__What you are asked to do__. Present the lines of the rows from the one containing "- day-cell-31: 31" up to and including the one containing "- day-info: Sunrise: 7:30" as a Markdown table with the columns No. and Line. Number each line in order and leave out any blank lines.

__Data to process__.
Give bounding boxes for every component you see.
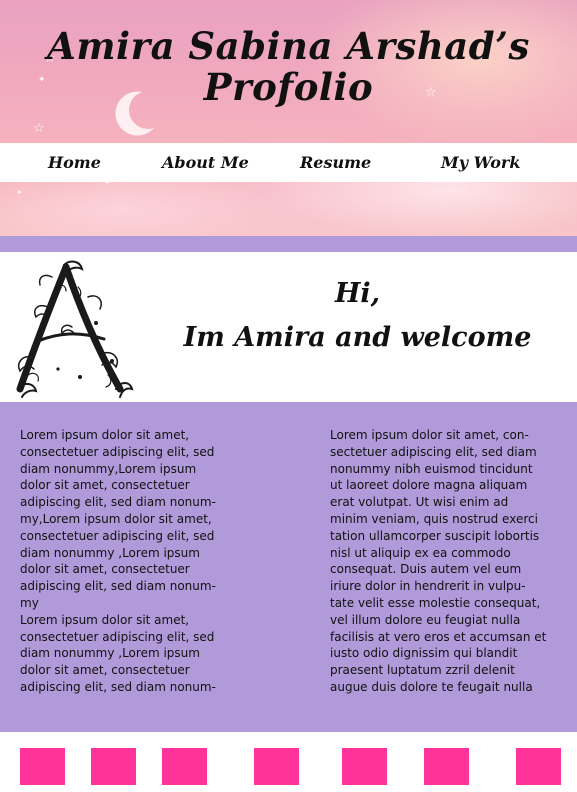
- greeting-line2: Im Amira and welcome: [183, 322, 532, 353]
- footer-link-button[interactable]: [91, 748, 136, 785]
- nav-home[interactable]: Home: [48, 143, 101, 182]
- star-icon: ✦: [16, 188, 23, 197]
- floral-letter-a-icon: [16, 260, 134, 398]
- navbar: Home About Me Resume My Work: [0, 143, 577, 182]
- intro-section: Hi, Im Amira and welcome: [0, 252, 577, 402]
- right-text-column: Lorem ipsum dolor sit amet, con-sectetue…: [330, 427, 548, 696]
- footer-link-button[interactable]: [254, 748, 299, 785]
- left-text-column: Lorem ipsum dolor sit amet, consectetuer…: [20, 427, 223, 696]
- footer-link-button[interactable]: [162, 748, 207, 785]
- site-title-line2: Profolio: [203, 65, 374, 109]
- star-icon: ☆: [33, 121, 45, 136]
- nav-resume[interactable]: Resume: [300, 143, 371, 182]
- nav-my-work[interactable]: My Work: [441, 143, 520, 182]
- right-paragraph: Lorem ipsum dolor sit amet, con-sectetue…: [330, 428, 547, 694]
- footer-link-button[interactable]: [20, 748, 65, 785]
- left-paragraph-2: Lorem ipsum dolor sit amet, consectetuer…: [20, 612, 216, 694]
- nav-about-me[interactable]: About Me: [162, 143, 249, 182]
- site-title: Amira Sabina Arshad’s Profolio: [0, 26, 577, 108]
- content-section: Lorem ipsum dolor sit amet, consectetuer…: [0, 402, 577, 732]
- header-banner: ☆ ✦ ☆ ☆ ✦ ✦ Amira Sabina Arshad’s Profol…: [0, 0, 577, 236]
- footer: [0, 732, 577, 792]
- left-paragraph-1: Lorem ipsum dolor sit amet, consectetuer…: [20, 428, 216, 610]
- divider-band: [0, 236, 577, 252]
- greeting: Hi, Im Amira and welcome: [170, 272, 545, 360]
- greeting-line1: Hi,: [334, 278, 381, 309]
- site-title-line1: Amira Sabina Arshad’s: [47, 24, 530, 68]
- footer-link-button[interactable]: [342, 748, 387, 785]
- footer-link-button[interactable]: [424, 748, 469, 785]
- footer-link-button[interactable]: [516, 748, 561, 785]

==

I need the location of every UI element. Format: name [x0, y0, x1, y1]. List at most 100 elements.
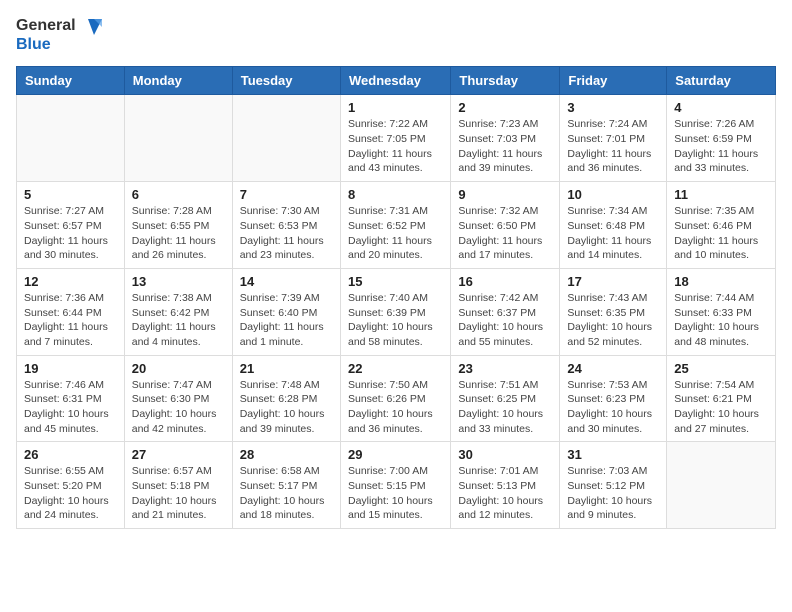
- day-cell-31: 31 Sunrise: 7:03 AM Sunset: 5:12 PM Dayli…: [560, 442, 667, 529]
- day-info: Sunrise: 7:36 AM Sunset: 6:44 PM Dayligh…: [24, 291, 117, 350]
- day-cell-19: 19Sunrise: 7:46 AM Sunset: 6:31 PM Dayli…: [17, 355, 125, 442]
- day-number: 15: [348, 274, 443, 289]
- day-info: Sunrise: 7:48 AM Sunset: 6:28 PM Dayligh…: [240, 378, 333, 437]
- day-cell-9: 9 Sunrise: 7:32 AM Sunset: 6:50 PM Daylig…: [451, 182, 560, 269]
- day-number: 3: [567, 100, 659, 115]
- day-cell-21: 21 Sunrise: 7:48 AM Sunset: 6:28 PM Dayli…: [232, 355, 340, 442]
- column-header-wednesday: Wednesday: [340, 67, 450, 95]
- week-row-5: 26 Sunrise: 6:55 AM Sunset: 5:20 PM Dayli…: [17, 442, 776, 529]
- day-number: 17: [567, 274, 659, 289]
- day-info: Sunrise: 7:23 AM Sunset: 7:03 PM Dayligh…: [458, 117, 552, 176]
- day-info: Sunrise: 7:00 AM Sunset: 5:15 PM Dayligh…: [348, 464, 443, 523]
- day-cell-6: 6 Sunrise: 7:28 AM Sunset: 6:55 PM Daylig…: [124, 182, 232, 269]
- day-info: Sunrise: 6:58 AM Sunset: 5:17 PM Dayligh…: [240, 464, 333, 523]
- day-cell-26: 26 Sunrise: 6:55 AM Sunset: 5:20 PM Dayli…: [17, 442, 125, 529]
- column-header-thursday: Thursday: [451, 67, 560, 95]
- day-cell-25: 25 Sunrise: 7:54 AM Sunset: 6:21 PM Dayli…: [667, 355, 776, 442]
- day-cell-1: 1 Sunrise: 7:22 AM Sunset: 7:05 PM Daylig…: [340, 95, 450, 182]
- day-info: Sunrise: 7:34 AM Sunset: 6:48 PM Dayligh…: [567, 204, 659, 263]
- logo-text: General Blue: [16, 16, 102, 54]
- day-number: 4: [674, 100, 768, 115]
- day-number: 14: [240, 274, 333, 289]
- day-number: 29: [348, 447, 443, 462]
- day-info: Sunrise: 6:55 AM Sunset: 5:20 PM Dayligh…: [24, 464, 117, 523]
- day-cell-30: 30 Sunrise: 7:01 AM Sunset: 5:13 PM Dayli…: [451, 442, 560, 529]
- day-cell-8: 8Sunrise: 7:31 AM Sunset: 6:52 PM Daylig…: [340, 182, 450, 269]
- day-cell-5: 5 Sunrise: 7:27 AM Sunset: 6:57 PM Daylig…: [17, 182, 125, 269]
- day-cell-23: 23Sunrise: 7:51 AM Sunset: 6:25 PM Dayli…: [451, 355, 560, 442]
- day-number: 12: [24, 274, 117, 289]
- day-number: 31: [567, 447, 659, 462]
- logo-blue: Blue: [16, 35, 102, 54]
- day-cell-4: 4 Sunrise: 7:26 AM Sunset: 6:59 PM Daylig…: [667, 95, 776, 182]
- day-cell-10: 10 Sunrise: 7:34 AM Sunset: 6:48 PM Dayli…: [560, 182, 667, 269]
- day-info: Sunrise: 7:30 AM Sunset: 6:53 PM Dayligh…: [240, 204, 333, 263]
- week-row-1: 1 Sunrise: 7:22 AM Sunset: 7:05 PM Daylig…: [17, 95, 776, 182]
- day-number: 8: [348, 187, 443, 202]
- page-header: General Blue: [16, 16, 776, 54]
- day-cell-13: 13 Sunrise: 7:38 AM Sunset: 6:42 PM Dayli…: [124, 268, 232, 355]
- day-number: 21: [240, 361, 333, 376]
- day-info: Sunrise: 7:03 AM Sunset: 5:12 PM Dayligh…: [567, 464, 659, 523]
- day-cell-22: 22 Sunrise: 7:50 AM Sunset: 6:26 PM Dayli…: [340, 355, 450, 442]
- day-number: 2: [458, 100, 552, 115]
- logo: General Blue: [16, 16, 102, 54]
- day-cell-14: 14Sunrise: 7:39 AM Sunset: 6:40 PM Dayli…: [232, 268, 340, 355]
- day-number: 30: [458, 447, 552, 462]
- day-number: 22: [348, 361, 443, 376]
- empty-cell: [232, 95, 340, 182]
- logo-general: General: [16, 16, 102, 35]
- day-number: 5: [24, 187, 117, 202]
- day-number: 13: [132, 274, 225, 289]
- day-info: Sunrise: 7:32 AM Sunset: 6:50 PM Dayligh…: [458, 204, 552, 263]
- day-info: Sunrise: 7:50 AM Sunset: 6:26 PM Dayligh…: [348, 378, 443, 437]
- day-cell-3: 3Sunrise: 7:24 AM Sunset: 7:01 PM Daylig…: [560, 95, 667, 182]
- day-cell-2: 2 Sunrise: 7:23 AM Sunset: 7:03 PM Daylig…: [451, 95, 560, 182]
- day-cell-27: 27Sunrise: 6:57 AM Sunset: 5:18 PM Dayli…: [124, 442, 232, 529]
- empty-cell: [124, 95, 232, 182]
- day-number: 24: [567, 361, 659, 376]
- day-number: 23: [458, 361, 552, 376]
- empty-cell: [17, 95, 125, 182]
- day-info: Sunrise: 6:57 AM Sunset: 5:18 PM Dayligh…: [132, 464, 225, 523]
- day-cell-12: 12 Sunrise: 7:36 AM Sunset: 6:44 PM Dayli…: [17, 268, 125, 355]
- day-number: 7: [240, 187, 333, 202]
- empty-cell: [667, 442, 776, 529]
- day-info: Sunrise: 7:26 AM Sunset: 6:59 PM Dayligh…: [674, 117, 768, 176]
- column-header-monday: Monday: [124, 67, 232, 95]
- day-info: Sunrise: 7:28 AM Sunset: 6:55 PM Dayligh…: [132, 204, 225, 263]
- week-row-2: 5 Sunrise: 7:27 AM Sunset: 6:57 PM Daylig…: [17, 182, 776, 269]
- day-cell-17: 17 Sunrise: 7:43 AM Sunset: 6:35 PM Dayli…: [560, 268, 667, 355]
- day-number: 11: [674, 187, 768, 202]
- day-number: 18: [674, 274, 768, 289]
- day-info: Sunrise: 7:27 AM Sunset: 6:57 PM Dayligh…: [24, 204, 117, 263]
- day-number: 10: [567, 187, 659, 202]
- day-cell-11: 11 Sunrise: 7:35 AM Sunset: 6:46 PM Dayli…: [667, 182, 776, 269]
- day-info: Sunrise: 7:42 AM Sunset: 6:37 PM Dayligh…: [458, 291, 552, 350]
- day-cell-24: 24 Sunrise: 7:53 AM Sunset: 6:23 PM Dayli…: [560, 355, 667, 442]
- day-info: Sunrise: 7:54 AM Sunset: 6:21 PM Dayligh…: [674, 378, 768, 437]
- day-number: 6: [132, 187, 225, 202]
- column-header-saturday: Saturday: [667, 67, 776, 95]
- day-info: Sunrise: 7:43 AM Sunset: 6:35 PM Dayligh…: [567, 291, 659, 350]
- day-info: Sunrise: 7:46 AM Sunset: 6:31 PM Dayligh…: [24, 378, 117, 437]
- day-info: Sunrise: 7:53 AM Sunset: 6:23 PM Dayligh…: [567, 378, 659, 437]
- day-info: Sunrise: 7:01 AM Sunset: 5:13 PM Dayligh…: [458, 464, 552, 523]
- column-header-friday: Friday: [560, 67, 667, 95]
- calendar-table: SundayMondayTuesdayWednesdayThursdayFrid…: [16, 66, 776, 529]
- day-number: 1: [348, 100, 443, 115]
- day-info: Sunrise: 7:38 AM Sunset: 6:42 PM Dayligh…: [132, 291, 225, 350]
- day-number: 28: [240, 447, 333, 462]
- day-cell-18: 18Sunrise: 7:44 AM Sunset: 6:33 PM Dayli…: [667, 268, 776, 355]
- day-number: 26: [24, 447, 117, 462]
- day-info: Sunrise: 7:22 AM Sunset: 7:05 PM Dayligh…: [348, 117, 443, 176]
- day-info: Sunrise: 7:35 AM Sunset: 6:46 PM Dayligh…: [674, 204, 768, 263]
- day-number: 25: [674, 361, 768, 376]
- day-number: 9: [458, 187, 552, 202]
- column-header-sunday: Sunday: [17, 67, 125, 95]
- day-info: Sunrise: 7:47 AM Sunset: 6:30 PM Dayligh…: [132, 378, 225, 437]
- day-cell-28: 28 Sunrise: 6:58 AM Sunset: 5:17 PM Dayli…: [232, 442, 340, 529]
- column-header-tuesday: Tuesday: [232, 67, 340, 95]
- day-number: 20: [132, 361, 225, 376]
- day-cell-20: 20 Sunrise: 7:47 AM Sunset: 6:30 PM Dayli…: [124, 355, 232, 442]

__Answer to the problem__.
| No. | Line |
|---|---|
| 1 | - day-cell-31: 31 Sunrise: 7:03 AM Sunset: 5:12 PM Dayli…: [560, 442, 667, 529] |
| 2 | - day-info: Sunrise: 7:36 AM Sunset: 6:44 PM Dayligh…: [24, 291, 117, 350] |
| 3 | - day-cell-19: 19Sunrise: 7:46 AM Sunset: 6:31 PM Dayli…: [17, 355, 125, 442] |
| 4 | - day-number: 15: [348, 274, 443, 289] |
| 5 | - day-info: Sunrise: 7:48 AM Sunset: 6:28 PM Dayligh…: [240, 378, 333, 437] |
| 6 | - day-cell-9: 9 Sunrise: 7:32 AM Sunset: 6:50 PM Daylig…: [451, 182, 560, 269] |
| 7 | - day-number: 3: [567, 100, 659, 115] |
| 8 | - day-cell-21: 21 Sunrise: 7:48 AM Sunset: 6:28 PM Dayli…: [232, 355, 340, 442] |
| 9 | - column-header-wednesday: Wednesday: [340, 67, 450, 95] |
| 10 | - week-row-5: 26 Sunrise: 6:55 AM Sunset: 5:20 PM Dayli…: [17, 442, 776, 529] |
| 11 | - day-number: 17: [567, 274, 659, 289] |
| 12 | - day-info: Sunrise: 7:23 AM Sunset: 7:03 PM Dayligh…: [458, 117, 552, 176] |
| 13 | - day-info: Sunrise: 7:00 AM Sunset: 5:15 PM Dayligh…: [348, 464, 443, 523] |
| 14 | - day-cell-6: 6 Sunrise: 7:28 AM Sunset: 6:55 PM Daylig…: [124, 182, 232, 269] |
| 15 | - day-info: Sunrise: 6:58 AM Sunset: 5:17 PM Dayligh…: [240, 464, 333, 523] |
| 16 | - day-cell-26: 26 Sunrise: 6:55 AM Sunset: 5:20 PM Dayli…: [17, 442, 125, 529] |
| 17 | - column-header-thursday: Thursday: [451, 67, 560, 95] |
| 18 | - day-cell-25: 25 Sunrise: 7:54 AM Sunset: 6:21 PM Dayli…: [667, 355, 776, 442] |
| 19 | - day-cell-1: 1 Sunrise: 7:22 AM Sunset: 7:05 PM Daylig…: [340, 95, 450, 182] |
| 20 | - day-info: Sunrise: 7:34 AM Sunset: 6:48 PM Dayligh…: [567, 204, 659, 263] |
| 21 | - logo-text: General Blue: [16, 16, 102, 54] |
| 22 | - day-number: 4: [674, 100, 768, 115] |
| 23 | - day-number: 14: [240, 274, 333, 289] |
| 24 | - day-number: 29: [348, 447, 443, 462] |
| 25 | - day-info: Sunrise: 6:55 AM Sunset: 5:20 PM Dayligh…: [24, 464, 117, 523] |
| 26 | - day-cell-30: 30 Sunrise: 7:01 AM Sunset: 5:13 PM Dayli…: [451, 442, 560, 529] |
| 27 | - day-cell-8: 8Sunrise: 7:31 AM Sunset: 6:52 PM Daylig…: [340, 182, 450, 269] |
| 28 | - day-cell-5: 5 Sunrise: 7:27 AM Sunset: 6:57 PM Daylig…: [17, 182, 125, 269] |
| 29 | - day-cell-23: 23Sunrise: 7:51 AM Sunset: 6:25 PM Dayli…: [451, 355, 560, 442] |
| 30 | - day-number: 12: [24, 274, 117, 289] |
| 31 | - day-number: 31: [567, 447, 659, 462] |
| 32 | - logo-blue: Blue: [16, 35, 102, 54] |
| 33 | - day-cell-4: 4 Sunrise: 7:26 AM Sunset: 6:59 PM Daylig…: [667, 95, 776, 182] |
| 34 | - day-cell-10: 10 Sunrise: 7:34 AM Sunset: 6:48 PM Dayli…: [560, 182, 667, 269] |
| 35 | - day-info: Sunrise: 7:30 AM Sunset: 6:53 PM Dayligh…: [240, 204, 333, 263] |